▸ Data provided
+ + + + + + +
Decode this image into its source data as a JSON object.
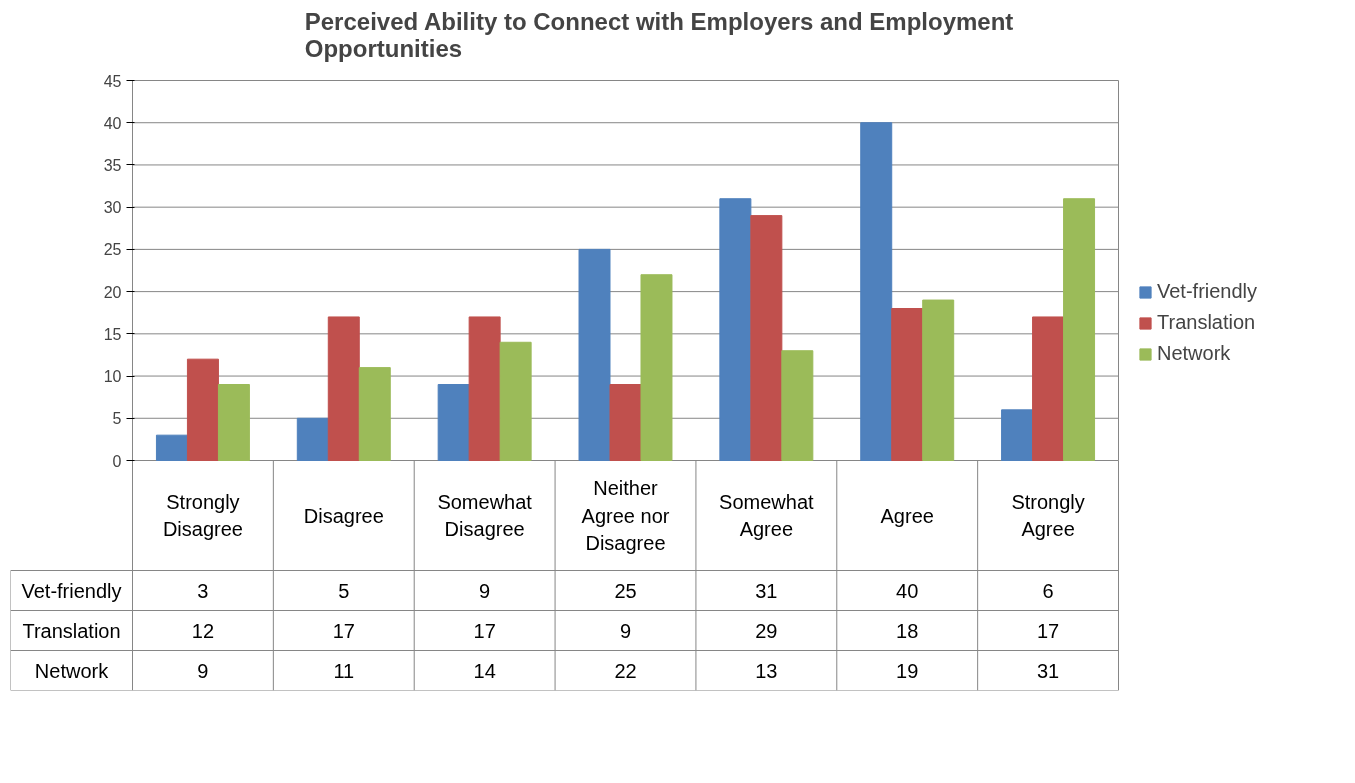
{
  "chart_data": {
    "type": "bar",
    "title": "Perceived Ability to Connect with Employers and Employment Opportunities",
    "categories": [
      "Strongly Disagree",
      "Disagree",
      "Somewhat Disagree",
      "Neither Agree nor Disagree",
      "Somewhat Agree",
      "Agree",
      "Strongly Agree"
    ],
    "series": [
      {
        "name": "Vet-friendly",
        "color": "#4f81bd",
        "values": [
          3,
          5,
          9,
          25,
          31,
          40,
          6
        ]
      },
      {
        "name": "Translation",
        "color": "#c0504d",
        "values": [
          12,
          17,
          17,
          9,
          29,
          18,
          17
        ]
      },
      {
        "name": "Network",
        "color": "#9bbb59",
        "values": [
          9,
          11,
          14,
          22,
          13,
          19,
          31
        ]
      }
    ],
    "ylim": [
      0,
      45
    ],
    "yticks": [
      0,
      5,
      10,
      15,
      20,
      25,
      30,
      35,
      40,
      45
    ],
    "grid": "y",
    "legend": "right",
    "data_labels": true
  }
}
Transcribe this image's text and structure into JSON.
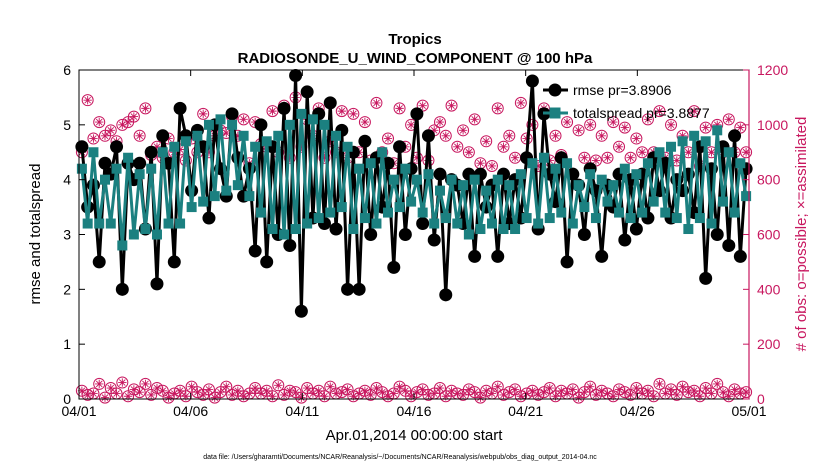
+ + + + + + +
▸ Required task
Report back each line of the entries that holds the string "Disagree".

▸ Completed exercise
      "Strongly Disagree",
      "Disagree",
      "Somewhat Disagree",
      "Neither Agree nor Disagree",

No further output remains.